_Written task_
Return, character for character, the part of the records that opens with the line containing "- document-tab[interactable]: Sumaryczna" and closes with the line containing "- table-cell: 01-04-2...: [541, 405, 636, 440]", including both of those lines.

_Layout annotation data_
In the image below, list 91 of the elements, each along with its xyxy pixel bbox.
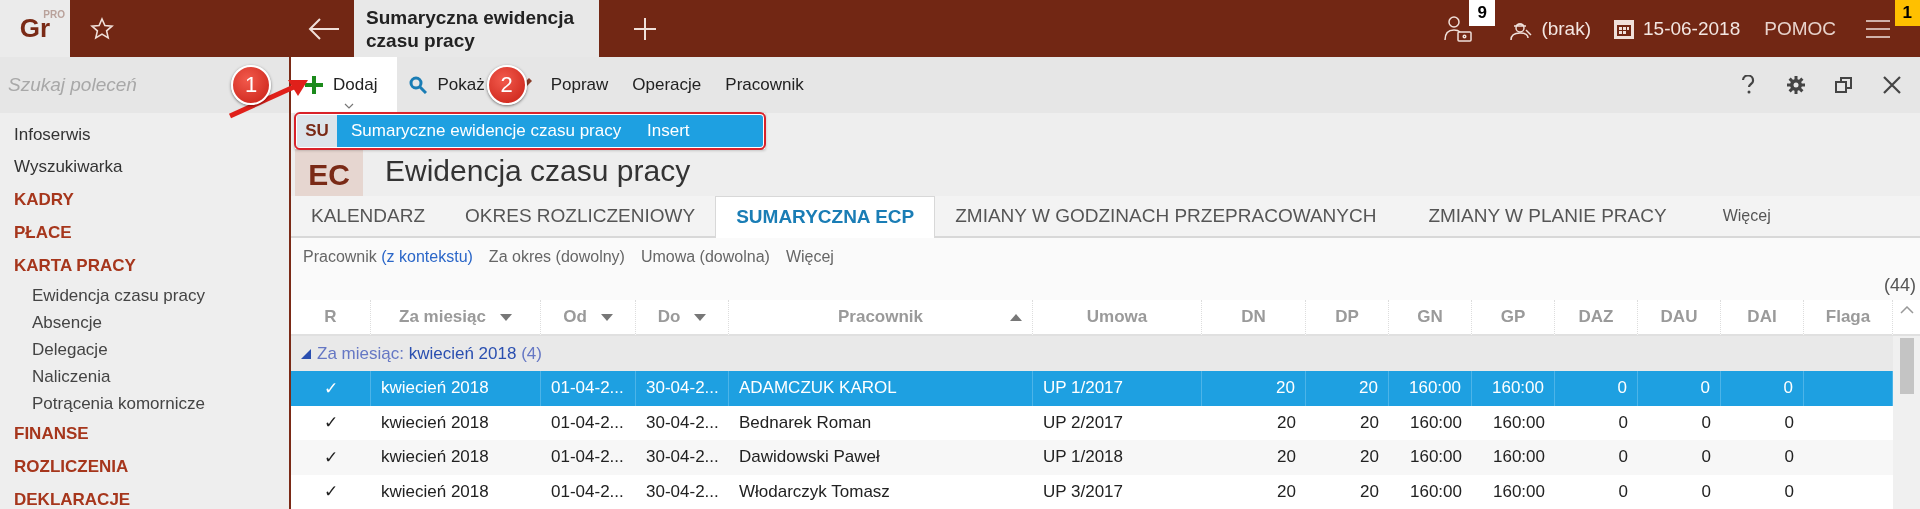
- document-tab[interactable]: Sumaryczna ewidencja czasu pracy: [354, 0, 599, 57]
- filter-link[interactable]: Pracownik (z kontekstu): [303, 247, 473, 266]
- count-badge: 9: [1469, 0, 1495, 26]
- filter-link[interactable]: Umowa (dowolna): [640, 247, 770, 266]
- table-cell: kwiecień 2018: [371, 440, 541, 475]
- table-cell: 30-04-2...: [636, 474, 729, 509]
- sidebar-item[interactable]: Wyszukiwarka: [0, 151, 123, 183]
- check-mark: ✓: [291, 371, 371, 406]
- table-cell: 0: [1721, 405, 1804, 440]
- help-link[interactable]: POMOC: [1764, 17, 1836, 40]
- table-cell: 160:00: [1472, 405, 1555, 440]
- filter-link[interactable]: Za okres (dowolny): [488, 247, 625, 266]
- table-cell: 160:00: [1472, 371, 1555, 406]
- table-cell: 0: [1555, 474, 1638, 509]
- table-cell: UP 2/2017: [1033, 405, 1202, 440]
- table-cell: 160:00: [1389, 474, 1472, 509]
- tab[interactable]: SUMARYCZNA ECP: [715, 195, 936, 238]
- table-cell: UP 1/2017: [1033, 371, 1202, 406]
- table-cell: 20: [1306, 474, 1389, 509]
- table-cell: kwiecień 2018: [371, 405, 541, 440]
- check-mark: ✓: [291, 474, 371, 509]
- table-cell: kwiecień 2018: [371, 474, 541, 509]
- sidebar-section[interactable]: KADRY: [0, 183, 74, 216]
- table-cell: 0: [1721, 440, 1804, 475]
- table-cell: 30-04-2...: [636, 440, 729, 475]
- toolbar-button[interactable]: Pracownik: [725, 73, 804, 97]
- table-cell: 20: [1306, 371, 1389, 406]
- check-mark: ✓: [291, 440, 371, 475]
- table-cell: 0: [1638, 474, 1721, 509]
- check-mark: ✓: [291, 405, 371, 440]
- table-cell: 160:00: [1389, 371, 1472, 406]
- table-cell: UP 1/2018: [1033, 440, 1202, 475]
- table-cell: 01-04-2...: [541, 405, 636, 440]
- sidebar-item[interactable]: Infoserwis: [0, 119, 91, 151]
- table-cell: 30-04-2...: [636, 371, 729, 406]
- table-cell: 30-04-2...: [636, 405, 729, 440]
- tab[interactable]: KALENDARZ: [291, 195, 446, 236]
- table-cell: kwiecień 2018: [371, 371, 541, 406]
- sidebar-section[interactable]: PŁACE: [0, 216, 72, 249]
- operator-label[interactable]: (brak): [1541, 17, 1591, 40]
- table-cell: 01-04-2...: [541, 371, 636, 406]
- table-cell: 20: [1202, 405, 1306, 440]
- sidebar-item[interactable]: Naliczenia: [0, 363, 111, 390]
- menu-item[interactable]: SU Sumaryczne ewidencje czasu pracy Insert: [297, 115, 763, 147]
- table-cell: 01-04-2...: [541, 440, 636, 475]
- table-cell: Dawidowski Paweł: [729, 440, 1033, 475]
- table-cell: 160:00: [1472, 474, 1555, 509]
- table-cell: 160:00: [1472, 440, 1555, 475]
- sidebar-item[interactable]: Delegacje: [0, 336, 108, 363]
- table-cell: 20: [1202, 371, 1306, 406]
- page-title: Ewidencja czasu pracy: [385, 153, 691, 189]
- tab[interactable]: ZMIANY W PLANIE PRACY: [1408, 195, 1687, 236]
- sidebar-section[interactable]: DEKLARACJE: [0, 483, 131, 509]
- record-count: (44): [1884, 275, 1916, 296]
- table-cell: 0: [1638, 371, 1721, 406]
- table-cell: UP 3/2017: [1033, 474, 1202, 509]
- sidebar-item[interactable]: Absencje: [0, 309, 102, 336]
- table-cell: Włodarczyk Tomasz: [729, 474, 1033, 509]
- filter-link[interactable]: Więcej: [785, 247, 834, 266]
- toolbar-button[interactable]: Popraw: [550, 73, 609, 97]
- table-cell: 0: [1638, 440, 1721, 475]
- table-cell: ADAMCZUK KAROL: [729, 371, 1033, 406]
- group-label: Za miesiąc: kwiecień 2018 (4): [317, 343, 542, 364]
- tab[interactable]: OKRES ROZLICZENIOWY: [445, 195, 716, 236]
- table-cell: 20: [1202, 474, 1306, 509]
- table-cell: 20: [1306, 440, 1389, 475]
- table-cell: 0: [1555, 405, 1638, 440]
- table-cell: 20: [1202, 440, 1306, 475]
- table-cell: 0: [1721, 474, 1804, 509]
- table-cell: Bednarek Roman: [729, 405, 1033, 440]
- sidebar-item[interactable]: Potrącenia komornicze: [0, 390, 205, 417]
- notification-badge: 1: [1894, 0, 1920, 26]
- table-cell: 01-04-2...: [541, 474, 636, 509]
- toolbar-button[interactable]: Dodaj: [291, 57, 398, 113]
- sidebar-section[interactable]: KARTA PRACY: [0, 249, 136, 282]
- sidebar-section[interactable]: ROZLICZENIA: [0, 450, 129, 483]
- table-cell: 160:00: [1389, 405, 1472, 440]
- app-logo[interactable]: Gr$^{PRO}$: [0, 0, 70, 57]
- toolbar-button[interactable]: Pokaż: [409, 73, 485, 97]
- table-cell: 160:00: [1389, 440, 1472, 475]
- table-cell: 0: [1555, 440, 1638, 475]
- tab[interactable]: Więcej: [1702, 195, 1791, 236]
- table-cell: 0: [1638, 405, 1721, 440]
- date-label[interactable]: 15-06-2018: [1643, 17, 1741, 40]
- toolbar-button[interactable]: Operacje: [632, 73, 702, 97]
- table-cell: 0: [1555, 371, 1638, 406]
- tab[interactable]: ZMIANY W GODZINACH PRZEPRACOWANYCH: [935, 195, 1397, 236]
- sidebar-section[interactable]: FINANSE: [0, 417, 89, 450]
- sidebar-item[interactable]: Ewidencja czasu pracy: [0, 282, 205, 309]
- table-cell: 20: [1306, 405, 1389, 440]
- table-cell: 0: [1721, 371, 1804, 406]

_Solved problem_
- document-tab[interactable]: Sumaryczna ewidencja czasu pracy: [354, 0, 599, 57]
- filter-link[interactable]: Pracownik (z kontekstu): [303, 247, 473, 266]
- count-badge: 9: [1469, 0, 1495, 26]
- filter-link[interactable]: Umowa (dowolna): [640, 247, 770, 266]
- table-cell: kwiecień 2018: [371, 440, 541, 475]
- table-cell: 30-04-2...: [636, 474, 729, 509]
- sidebar-item[interactable]: Wyszukiwarka: [0, 151, 123, 183]
- check-mark: ✓: [291, 371, 371, 406]
- table-cell: 0: [1721, 405, 1804, 440]
- help-link[interactable]: POMOC: [1764, 17, 1836, 40]
- table-cell: 160:00: [1472, 405, 1555, 440]
- filter-link[interactable]: Za okres (dowolny): [488, 247, 625, 266]
- table-cell: 160:00: [1472, 371, 1555, 406]
- table-cell: 0: [1555, 474, 1638, 509]
- table-cell: UP 2/2017: [1033, 405, 1202, 440]
- table-cell: 160:00: [1389, 474, 1472, 509]
- tab[interactable]: SUMARYCZNA ECP: [715, 195, 936, 238]
- table-cell: UP 1/2017: [1033, 371, 1202, 406]
- table-cell: 20: [1306, 474, 1389, 509]
- table-cell: kwiecień 2018: [371, 405, 541, 440]
- check-mark: ✓: [291, 474, 371, 509]
- table-cell: kwiecień 2018: [371, 474, 541, 509]
- sidebar-section[interactable]: KADRY: [0, 183, 74, 216]
- table-cell: 0: [1721, 440, 1804, 475]
- table-cell: 30-04-2...: [636, 440, 729, 475]
- toolbar-button[interactable]: Pracownik: [725, 73, 804, 97]
- table-cell: 20: [1306, 371, 1389, 406]
- check-mark: ✓: [291, 440, 371, 475]
- table-cell: 0: [1638, 474, 1721, 509]
- check-mark: ✓: [291, 405, 371, 440]
- table-cell: 160:00: [1389, 371, 1472, 406]
- table-cell: UP 1/2018: [1033, 440, 1202, 475]
- table-cell: 01-04-2...: [541, 405, 636, 440]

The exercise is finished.